WHAT THE TASK REQUIRES: Copy the listing verbatim, excluding any images found in it.

Dataset entries on figures:
* * * * * * * * *

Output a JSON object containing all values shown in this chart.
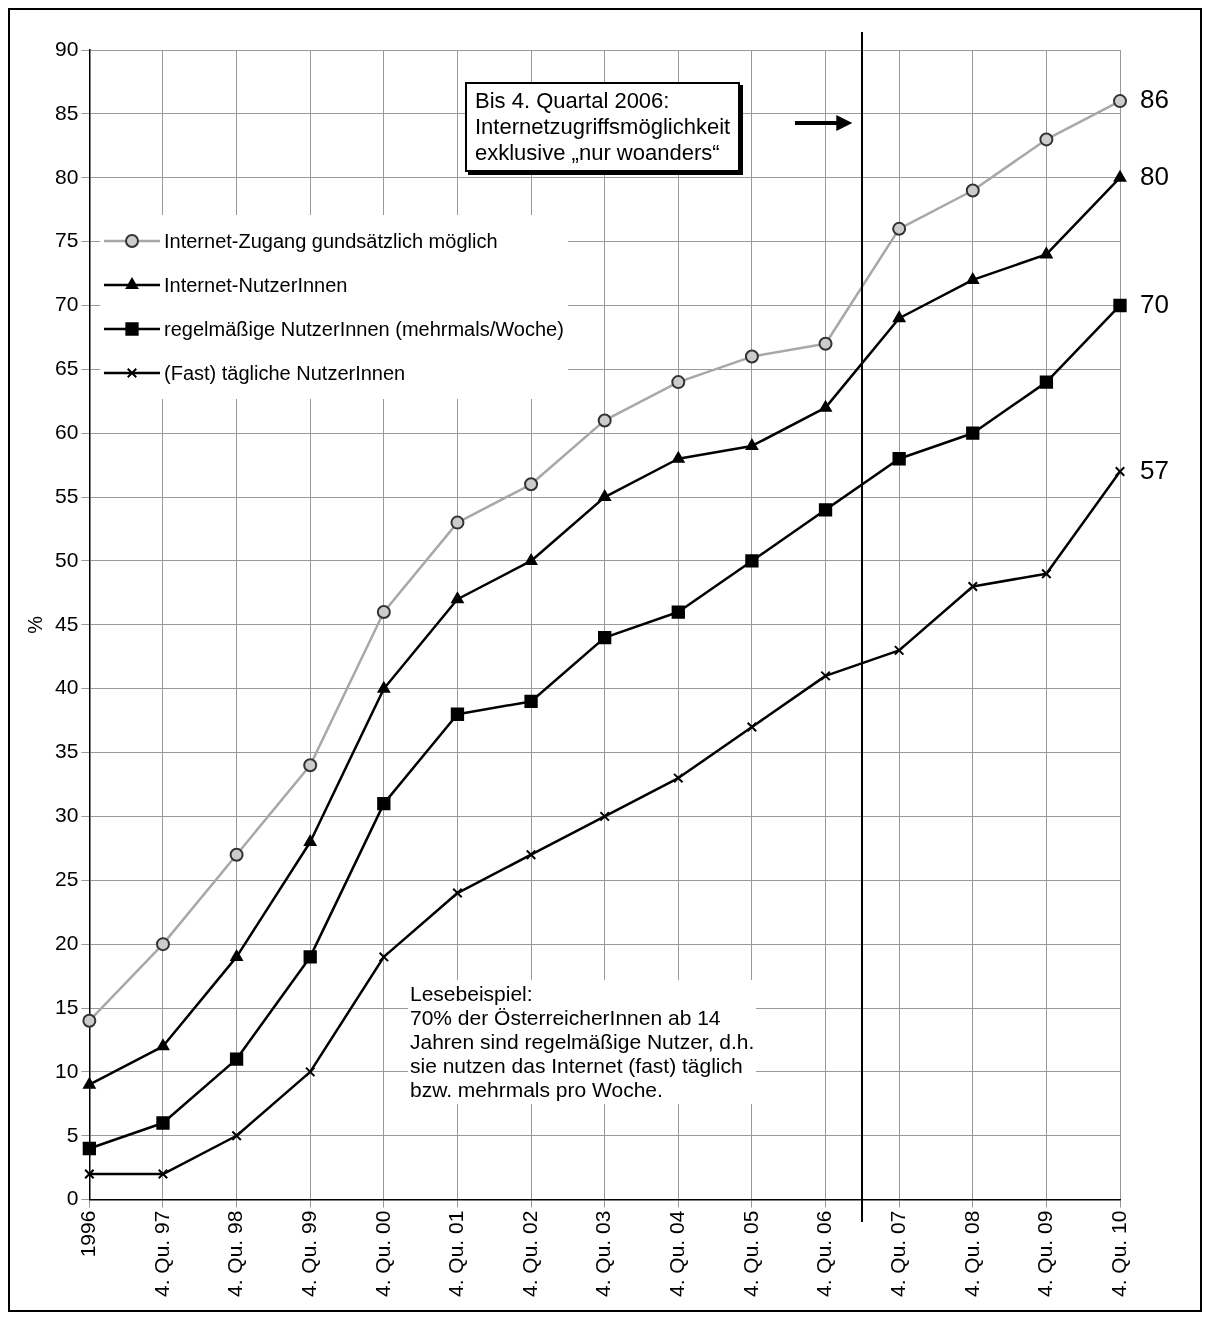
{
  "chart_data": {
    "type": "line",
    "ylabel": "%",
    "categories": [
      "1996",
      "4. Qu. 97",
      "4. Qu. 98",
      "4. Qu. 99",
      "4. Qu. 00",
      "4. Qu. 01",
      "4. Qu. 02",
      "4. Qu. 03",
      "4. Qu. 04",
      "4. Qu. 05",
      "4. Qu. 06",
      "4. Qu. 07",
      "4. Qu. 08",
      "4. Qu. 09",
      "4. Qu. 10"
    ],
    "series": [
      {
        "name": "Internet-Zugang gundsätzlich möglich",
        "color": "#a8a8a8",
        "marker": "circle",
        "values": [
          14,
          20,
          27,
          34,
          46,
          53,
          56,
          61,
          64,
          66,
          67,
          76,
          79,
          83,
          86
        ],
        "value_labels": [
          null,
          null,
          null,
          null,
          null,
          null,
          null,
          null,
          null,
          null,
          null,
          null,
          null,
          null,
          "86"
        ]
      },
      {
        "name": "Internet-NutzerInnen",
        "color": "#000000",
        "marker": "triangle",
        "values": [
          9,
          12,
          19,
          28,
          40,
          47,
          50,
          55,
          58,
          59,
          62,
          69,
          72,
          74,
          80
        ],
        "value_labels": [
          null,
          null,
          null,
          null,
          null,
          null,
          null,
          null,
          null,
          null,
          null,
          null,
          null,
          null,
          "80"
        ]
      },
      {
        "name": "regelmäßige NutzerInnen (mehrmals/Woche)",
        "color": "#000000",
        "marker": "square",
        "values": [
          4,
          6,
          11,
          19,
          31,
          38,
          39,
          44,
          46,
          50,
          54,
          58,
          60,
          64,
          70
        ],
        "value_labels": [
          null,
          null,
          null,
          null,
          null,
          null,
          null,
          null,
          null,
          null,
          null,
          null,
          null,
          null,
          "70"
        ]
      },
      {
        "name": "(Fast) tägliche NutzerInnen",
        "color": "#000000",
        "marker": "cross",
        "values": [
          2,
          2,
          5,
          10,
          19,
          24,
          27,
          30,
          33,
          37,
          41,
          43,
          48,
          49,
          57
        ],
        "value_labels": [
          null,
          null,
          null,
          null,
          null,
          null,
          null,
          null,
          null,
          null,
          null,
          null,
          null,
          null,
          "57"
        ]
      }
    ],
    "ylim": [
      0,
      90
    ],
    "yticks": [
      0,
      5,
      10,
      15,
      20,
      25,
      30,
      35,
      40,
      45,
      50,
      55,
      60,
      65,
      70,
      75,
      80,
      85,
      90
    ],
    "grid": true,
    "legend": "top left",
    "annotations": [
      "Bis 4. Quartal 2006:\nInternetzugriffsmöglichkeit\nexklusive „nur woanders“",
      "Lesebeispiel:\n70% der ÖsterreicherInnen  ab 14\nJahren sind regelmäßige Nutzer,  d.h.\nsie nutzen das Internet  (fast) täglich\nbzw. mehrmals pro Woche."
    ]
  }
}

* * * * * * * * *

THE COMPLETED TASK:
Output a JSON object containing all values shown in this chart.
{
  "chart_data": {
    "type": "line",
    "ylabel": "%",
    "categories": [
      "1996",
      "4. Qu. 97",
      "4. Qu. 98",
      "4. Qu. 99",
      "4. Qu. 00",
      "4. Qu. 01",
      "4. Qu. 02",
      "4. Qu. 03",
      "4. Qu. 04",
      "4. Qu. 05",
      "4. Qu. 06",
      "4. Qu. 07",
      "4. Qu. 08",
      "4. Qu. 09",
      "4. Qu. 10"
    ],
    "series": [
      {
        "name": "Internet-Zugang gundsätzlich möglich",
        "color": "#a8a8a8",
        "marker": "circle",
        "values": [
          14,
          20,
          27,
          34,
          46,
          53,
          56,
          61,
          64,
          66,
          67,
          76,
          79,
          83,
          86
        ],
        "value_labels": [
          null,
          null,
          null,
          null,
          null,
          null,
          null,
          null,
          null,
          null,
          null,
          null,
          null,
          null,
          "86"
        ]
      },
      {
        "name": "Internet-NutzerInnen",
        "color": "#000000",
        "marker": "triangle",
        "values": [
          9,
          12,
          19,
          28,
          40,
          47,
          50,
          55,
          58,
          59,
          62,
          69,
          72,
          74,
          80
        ],
        "value_labels": [
          null,
          null,
          null,
          null,
          null,
          null,
          null,
          null,
          null,
          null,
          null,
          null,
          null,
          null,
          "80"
        ]
      },
      {
        "name": "regelmäßige NutzerInnen (mehrmals/Woche)",
        "color": "#000000",
        "marker": "square",
        "values": [
          4,
          6,
          11,
          19,
          31,
          38,
          39,
          44,
          46,
          50,
          54,
          58,
          60,
          64,
          70
        ],
        "value_labels": [
          null,
          null,
          null,
          null,
          null,
          null,
          null,
          null,
          null,
          null,
          null,
          null,
          null,
          null,
          "70"
        ]
      },
      {
        "name": "(Fast) tägliche NutzerInnen",
        "color": "#000000",
        "marker": "cross",
        "values": [
          2,
          2,
          5,
          10,
          19,
          24,
          27,
          30,
          33,
          37,
          41,
          43,
          48,
          49,
          57
        ],
        "value_labels": [
          null,
          null,
          null,
          null,
          null,
          null,
          null,
          null,
          null,
          null,
          null,
          null,
          null,
          null,
          "57"
        ]
      }
    ],
    "ylim": [
      0,
      90
    ],
    "yticks": [
      0,
      5,
      10,
      15,
      20,
      25,
      30,
      35,
      40,
      45,
      50,
      55,
      60,
      65,
      70,
      75,
      80,
      85,
      90
    ],
    "grid": true,
    "legend": "top left",
    "annotations": [
      "Bis 4. Quartal 2006:\nInternetzugriffsmöglichkeit\nexklusive „nur woanders“",
      "Lesebeispiel:\n70% der ÖsterreicherInnen  ab 14\nJahren sind regelmäßige Nutzer,  d.h.\nsie nutzen das Internet  (fast) täglich\nbzw. mehrmals pro Woche."
    ]
  }
}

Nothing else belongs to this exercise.